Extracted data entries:
◆ ◆ ◆ ◆

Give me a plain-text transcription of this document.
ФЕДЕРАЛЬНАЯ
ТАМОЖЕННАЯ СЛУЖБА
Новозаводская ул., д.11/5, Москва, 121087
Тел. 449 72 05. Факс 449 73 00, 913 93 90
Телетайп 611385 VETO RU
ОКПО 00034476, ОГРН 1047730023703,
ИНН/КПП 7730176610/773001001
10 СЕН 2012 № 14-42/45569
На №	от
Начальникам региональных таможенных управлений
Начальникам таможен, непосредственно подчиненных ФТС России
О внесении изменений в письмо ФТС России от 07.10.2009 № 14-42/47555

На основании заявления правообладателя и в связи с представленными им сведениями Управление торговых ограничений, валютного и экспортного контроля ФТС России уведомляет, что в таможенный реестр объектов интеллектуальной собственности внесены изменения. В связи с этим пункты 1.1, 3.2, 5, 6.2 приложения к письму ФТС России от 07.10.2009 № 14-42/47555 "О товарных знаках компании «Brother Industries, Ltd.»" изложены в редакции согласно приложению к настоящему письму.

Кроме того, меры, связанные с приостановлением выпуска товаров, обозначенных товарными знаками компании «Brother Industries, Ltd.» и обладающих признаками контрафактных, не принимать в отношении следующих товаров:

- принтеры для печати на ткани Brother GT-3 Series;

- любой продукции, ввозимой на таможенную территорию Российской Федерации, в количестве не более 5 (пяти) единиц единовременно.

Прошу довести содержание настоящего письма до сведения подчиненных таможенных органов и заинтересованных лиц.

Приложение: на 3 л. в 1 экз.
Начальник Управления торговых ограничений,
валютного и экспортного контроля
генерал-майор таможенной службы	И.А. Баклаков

◆ ◆ ◆ ◆

WHAT YOU NEED TO DO: Make a copy of each line that contains the string "подчиненных".

RESULT OF THE TASK:
Начальникам таможен, непосредственно подчиненных ФТС России
Прошу довести содержание настоящего письма до сведения подчиненных таможенных органов и заинтересованных лиц.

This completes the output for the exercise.